WORK TO BE COMPLETED — Select the lines below containing the word "label".

DATASET RECORDS —

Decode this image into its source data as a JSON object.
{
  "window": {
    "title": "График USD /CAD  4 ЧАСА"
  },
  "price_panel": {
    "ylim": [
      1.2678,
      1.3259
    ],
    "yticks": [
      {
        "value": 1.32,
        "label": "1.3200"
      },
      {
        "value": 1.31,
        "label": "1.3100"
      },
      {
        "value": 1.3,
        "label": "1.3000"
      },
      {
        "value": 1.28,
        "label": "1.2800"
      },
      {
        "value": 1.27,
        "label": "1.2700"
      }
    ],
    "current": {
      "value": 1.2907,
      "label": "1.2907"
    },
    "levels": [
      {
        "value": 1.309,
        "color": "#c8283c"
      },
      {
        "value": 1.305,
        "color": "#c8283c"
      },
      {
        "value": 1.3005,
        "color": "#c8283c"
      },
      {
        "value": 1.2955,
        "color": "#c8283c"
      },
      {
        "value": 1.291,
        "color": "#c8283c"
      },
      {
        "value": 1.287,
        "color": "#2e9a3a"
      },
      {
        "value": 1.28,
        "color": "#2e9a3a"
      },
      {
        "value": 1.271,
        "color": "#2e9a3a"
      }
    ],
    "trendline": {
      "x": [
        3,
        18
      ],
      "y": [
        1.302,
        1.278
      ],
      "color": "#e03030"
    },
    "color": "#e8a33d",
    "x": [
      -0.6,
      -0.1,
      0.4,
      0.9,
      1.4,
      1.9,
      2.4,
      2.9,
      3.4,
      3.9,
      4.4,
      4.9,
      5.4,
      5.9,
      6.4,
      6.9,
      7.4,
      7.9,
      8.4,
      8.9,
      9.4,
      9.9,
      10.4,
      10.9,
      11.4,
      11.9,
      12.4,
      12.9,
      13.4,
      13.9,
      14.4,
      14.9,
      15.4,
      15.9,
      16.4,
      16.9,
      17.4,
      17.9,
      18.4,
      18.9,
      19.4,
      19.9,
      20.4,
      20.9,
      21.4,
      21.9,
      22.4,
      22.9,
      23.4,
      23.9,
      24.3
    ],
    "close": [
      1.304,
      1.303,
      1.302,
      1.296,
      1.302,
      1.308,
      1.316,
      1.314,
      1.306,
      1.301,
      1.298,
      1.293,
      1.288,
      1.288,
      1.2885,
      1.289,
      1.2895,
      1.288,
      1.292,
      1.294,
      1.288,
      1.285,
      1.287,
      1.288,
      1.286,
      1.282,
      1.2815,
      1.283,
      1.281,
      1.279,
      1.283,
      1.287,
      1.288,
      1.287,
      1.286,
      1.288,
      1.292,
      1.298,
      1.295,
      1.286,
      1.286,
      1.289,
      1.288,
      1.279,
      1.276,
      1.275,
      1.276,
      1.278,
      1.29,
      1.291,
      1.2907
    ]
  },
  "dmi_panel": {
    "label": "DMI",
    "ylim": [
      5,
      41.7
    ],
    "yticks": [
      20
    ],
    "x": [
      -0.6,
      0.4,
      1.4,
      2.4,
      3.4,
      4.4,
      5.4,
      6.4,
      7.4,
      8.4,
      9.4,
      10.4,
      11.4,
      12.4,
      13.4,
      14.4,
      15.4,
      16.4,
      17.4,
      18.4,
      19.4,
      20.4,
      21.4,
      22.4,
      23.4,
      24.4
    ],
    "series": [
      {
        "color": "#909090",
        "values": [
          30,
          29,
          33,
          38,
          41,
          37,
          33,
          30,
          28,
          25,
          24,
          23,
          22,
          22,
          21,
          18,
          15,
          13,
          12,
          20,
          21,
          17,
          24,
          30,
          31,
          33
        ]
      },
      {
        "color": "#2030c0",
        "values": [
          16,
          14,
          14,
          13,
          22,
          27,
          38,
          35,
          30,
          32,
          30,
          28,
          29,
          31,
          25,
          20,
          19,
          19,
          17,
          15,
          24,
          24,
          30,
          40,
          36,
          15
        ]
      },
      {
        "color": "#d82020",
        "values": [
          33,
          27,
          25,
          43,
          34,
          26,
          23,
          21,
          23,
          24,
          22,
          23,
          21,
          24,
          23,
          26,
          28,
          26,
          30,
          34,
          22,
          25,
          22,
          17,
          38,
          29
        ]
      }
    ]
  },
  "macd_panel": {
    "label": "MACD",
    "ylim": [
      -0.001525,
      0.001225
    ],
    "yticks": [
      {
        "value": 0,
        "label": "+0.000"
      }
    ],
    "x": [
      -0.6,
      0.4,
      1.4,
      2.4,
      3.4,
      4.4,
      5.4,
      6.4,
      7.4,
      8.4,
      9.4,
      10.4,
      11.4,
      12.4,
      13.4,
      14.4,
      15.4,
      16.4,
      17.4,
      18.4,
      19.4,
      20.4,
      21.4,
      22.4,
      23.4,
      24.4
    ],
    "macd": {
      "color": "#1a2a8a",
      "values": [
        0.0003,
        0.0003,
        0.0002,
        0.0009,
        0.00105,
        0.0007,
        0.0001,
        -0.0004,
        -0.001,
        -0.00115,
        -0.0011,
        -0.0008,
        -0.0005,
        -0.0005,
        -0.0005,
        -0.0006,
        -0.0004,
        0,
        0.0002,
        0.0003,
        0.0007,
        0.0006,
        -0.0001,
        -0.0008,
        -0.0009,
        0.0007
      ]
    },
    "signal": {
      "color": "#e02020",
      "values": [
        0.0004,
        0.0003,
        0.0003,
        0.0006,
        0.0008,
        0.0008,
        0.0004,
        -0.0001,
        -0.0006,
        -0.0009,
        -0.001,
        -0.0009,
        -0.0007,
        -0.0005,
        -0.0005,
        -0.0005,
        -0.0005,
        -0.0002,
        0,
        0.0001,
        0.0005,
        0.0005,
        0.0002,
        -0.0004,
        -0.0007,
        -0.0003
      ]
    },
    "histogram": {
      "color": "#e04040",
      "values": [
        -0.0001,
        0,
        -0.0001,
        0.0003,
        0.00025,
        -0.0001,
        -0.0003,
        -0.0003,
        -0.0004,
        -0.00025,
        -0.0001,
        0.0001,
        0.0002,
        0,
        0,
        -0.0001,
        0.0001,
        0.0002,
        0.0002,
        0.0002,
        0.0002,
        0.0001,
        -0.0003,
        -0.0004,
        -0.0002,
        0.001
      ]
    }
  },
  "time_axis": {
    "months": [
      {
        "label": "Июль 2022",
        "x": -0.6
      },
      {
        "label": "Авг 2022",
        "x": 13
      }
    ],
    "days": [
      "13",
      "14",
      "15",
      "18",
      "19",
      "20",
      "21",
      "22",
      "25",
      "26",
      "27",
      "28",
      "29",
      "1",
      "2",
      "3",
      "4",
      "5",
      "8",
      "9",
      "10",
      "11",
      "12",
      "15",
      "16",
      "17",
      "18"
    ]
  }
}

ANSWER TO THIS PROBLEM —
        "label": "1.3200"
        "label": "1.3100"
        "label": "1.3000"
        "label": "1.2800"
        "label": "1.2700"
      "label": "1.2907"
    "label": "DMI",
    "label": "MACD",
        "label": "+0.000"
        "label": "Июль 2022",
        "label": "Авг 2022",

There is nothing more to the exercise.